━━━ ページ本文 ━━━
本当ならば第1巻からレビューすべきなのだろうが、私はあえて、この第5巻を紹介したい。
理由は簡単だ。このシリーズがとてつもなく好きだからだ。頭に『大』をつけてもいい。『愛してる』という言葉さえ惜しみなく使おう。それほどに私はこのシリーズが好きで、ドハマりしている。
となれば、考えることはひとつだ。
私は今後、どんどんこのシリーズの新作発表の知らせが聞きたい。どんどん新作を手にしたい。そのためにはより多くの方にこの作品を知って読んでもらわなければならない。一人でも多く同胞の手を、ガシッと掴まなければならない。喉から手が出るどころか、勢いあまって足までひねり出そうとしている私のような読者を、どんどんどんどん増やさねばならない。

さて、前述したように、本作品はシリーズ物である。
━━━
■ **取り組む課題**:
• A. 次の(i)〜(iii)の記述は、シリーズ第5巻の書評の内容と合っているか。それぞれ「はい」か「いいえ」で答え、判断の決め手となる書評の語句をそのまま引用せよ。
(i) 筆者は第1巻ではなく、第5巻を紹介することにした。
(ii) 筆者はこのシリーズの新作を、それほど望んではいない。
(iii) 本作品は、シリーズ物ではない単独の作品である。
• B. シリーズ第5巻の書評の最後の文を受けて、その後の文章を書き継げ。
データの行は、シリーズ第5巻の書評とは無関係である。
━━━ データ抜粋 ━━━
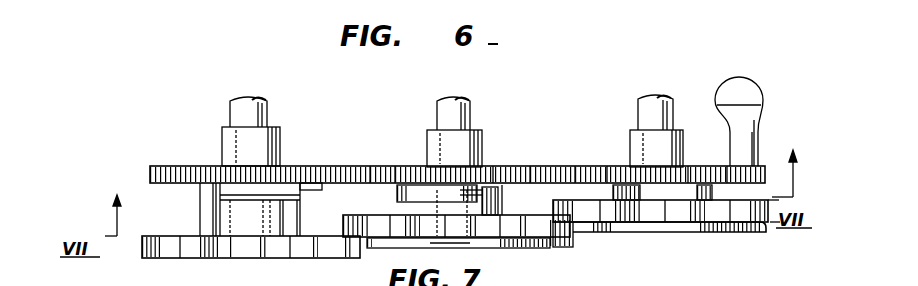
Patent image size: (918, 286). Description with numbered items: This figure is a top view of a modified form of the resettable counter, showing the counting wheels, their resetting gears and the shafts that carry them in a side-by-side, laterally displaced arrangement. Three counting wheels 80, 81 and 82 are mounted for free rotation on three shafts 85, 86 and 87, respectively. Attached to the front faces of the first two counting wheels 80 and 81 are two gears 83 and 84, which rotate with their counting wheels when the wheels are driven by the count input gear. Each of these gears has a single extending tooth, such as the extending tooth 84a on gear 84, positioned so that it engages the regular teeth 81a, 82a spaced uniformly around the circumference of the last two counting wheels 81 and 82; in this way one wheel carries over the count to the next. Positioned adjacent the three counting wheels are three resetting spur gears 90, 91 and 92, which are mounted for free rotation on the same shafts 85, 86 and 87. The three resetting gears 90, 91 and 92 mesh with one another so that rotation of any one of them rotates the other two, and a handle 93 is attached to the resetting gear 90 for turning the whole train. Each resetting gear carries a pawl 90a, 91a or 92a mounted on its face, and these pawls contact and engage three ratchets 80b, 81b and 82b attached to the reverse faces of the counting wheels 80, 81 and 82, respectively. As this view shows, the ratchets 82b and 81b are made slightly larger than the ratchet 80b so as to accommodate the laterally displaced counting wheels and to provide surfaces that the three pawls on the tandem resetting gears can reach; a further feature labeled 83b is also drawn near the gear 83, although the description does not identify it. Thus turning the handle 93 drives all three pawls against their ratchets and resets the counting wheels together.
━━━
■ **課題ごとの解答**:
• A.
(i) はい。「私はあえて、この第5巻を紹介したい」
(ii) いいえ。「どんどんこのシリーズの新作発表の知らせが聞きたい」
(iii) いいえ。「本作品はシリーズ物である」

• B.
第1巻、第2巻、第3巻は、とにかくドラマティックな展開で、涙なしには読めなかった。特に、レビューや評価などで素直に数値化されているとおり、第2巻は悲恋まじりの心の別離が描かれているせいか、ハッピーエンドで幕が下りた瞬間の安堵と幸福感はひとしおだ。かくいう私も深夜にひとり、頭が痛くなるほど号泣したひとりである。

一転、第4巻はかなり毛色が変わった。
カップルももはや4組目。ゆえに、物語のスタートライン、展開、キャラクター設定にかなり自由度の高い冒険色を混ぜたのかもしれないが、前作までの3組のカップルが大恋愛だっただけに、さしもの私も「カレーを注文したのにグリーンカレーが来た!」ぐらいには仰天した。
主人公たちの恋愛を応援するよりも、「満足にご飯が食べられる現実って幸せなんだな」としみじみし、マズローの欲求段階説を思い出す。
このシリーズはいろんな意味で私に『初めて』をくれるなと、感心していいやら、苦笑していいのやら。
しかしふと気づいてみれば、いつの間にか手に取って読み返していることが多い第4巻。
めちゃくちゃ辛いけどクセになる、まさにグリーンカレー。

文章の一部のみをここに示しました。